◆ TASK DIRECTIONS:
Tell me how many lines hold "Rich", please, using only the number.

Dataset rows:
+ + + + + + +
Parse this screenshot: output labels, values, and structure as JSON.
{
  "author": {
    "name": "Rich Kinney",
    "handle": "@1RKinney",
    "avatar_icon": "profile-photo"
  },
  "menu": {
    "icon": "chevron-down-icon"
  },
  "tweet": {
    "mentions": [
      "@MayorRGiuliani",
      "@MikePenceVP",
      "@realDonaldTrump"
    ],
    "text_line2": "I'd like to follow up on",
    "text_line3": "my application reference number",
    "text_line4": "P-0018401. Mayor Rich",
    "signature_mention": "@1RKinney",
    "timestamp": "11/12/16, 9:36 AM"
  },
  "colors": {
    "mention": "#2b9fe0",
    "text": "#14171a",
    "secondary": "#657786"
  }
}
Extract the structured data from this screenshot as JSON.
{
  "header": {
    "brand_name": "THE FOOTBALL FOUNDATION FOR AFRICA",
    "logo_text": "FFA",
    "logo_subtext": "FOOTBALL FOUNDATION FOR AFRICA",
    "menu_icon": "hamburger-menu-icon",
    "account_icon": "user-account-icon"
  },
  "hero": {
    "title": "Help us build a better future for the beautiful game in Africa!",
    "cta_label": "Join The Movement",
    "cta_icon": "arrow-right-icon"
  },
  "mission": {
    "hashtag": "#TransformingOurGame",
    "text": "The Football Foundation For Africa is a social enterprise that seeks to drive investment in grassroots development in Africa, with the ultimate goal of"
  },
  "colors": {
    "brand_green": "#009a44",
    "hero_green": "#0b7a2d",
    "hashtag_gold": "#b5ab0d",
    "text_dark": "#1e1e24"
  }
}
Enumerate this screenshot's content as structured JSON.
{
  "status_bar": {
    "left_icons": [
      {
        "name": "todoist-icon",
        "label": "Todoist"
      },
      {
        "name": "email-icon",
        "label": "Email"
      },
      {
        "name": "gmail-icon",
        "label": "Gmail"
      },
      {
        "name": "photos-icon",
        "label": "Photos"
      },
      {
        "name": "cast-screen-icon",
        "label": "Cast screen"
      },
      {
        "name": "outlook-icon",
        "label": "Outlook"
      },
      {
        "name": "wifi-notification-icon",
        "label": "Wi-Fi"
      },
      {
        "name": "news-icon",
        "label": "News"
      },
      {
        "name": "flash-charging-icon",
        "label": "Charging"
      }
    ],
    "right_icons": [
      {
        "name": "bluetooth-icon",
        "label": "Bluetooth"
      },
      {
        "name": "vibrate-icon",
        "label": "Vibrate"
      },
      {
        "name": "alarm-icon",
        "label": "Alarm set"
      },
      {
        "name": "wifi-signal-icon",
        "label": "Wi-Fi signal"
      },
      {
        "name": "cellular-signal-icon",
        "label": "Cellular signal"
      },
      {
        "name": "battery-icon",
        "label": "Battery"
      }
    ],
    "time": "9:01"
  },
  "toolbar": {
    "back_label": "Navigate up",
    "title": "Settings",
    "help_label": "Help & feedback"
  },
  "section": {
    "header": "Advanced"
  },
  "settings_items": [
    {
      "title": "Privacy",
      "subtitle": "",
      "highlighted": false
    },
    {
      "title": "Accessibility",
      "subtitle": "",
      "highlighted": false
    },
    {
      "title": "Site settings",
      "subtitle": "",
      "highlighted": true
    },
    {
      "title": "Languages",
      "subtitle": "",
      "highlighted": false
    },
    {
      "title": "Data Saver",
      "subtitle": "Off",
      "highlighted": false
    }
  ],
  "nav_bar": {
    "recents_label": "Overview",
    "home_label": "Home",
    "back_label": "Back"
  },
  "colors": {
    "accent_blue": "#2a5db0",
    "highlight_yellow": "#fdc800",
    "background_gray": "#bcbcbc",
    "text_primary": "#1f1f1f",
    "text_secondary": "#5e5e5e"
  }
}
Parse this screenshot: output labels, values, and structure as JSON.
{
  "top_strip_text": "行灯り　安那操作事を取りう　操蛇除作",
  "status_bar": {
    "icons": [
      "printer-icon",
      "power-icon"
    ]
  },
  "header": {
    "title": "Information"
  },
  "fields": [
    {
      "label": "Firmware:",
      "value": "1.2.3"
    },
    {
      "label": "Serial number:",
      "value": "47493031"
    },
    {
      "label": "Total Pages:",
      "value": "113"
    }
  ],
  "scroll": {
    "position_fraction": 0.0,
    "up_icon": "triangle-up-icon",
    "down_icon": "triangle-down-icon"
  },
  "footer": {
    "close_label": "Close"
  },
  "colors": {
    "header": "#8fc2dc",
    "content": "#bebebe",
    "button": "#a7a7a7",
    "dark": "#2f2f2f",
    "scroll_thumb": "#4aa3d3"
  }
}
+ + + + + + +
◆ SOLUTION:
2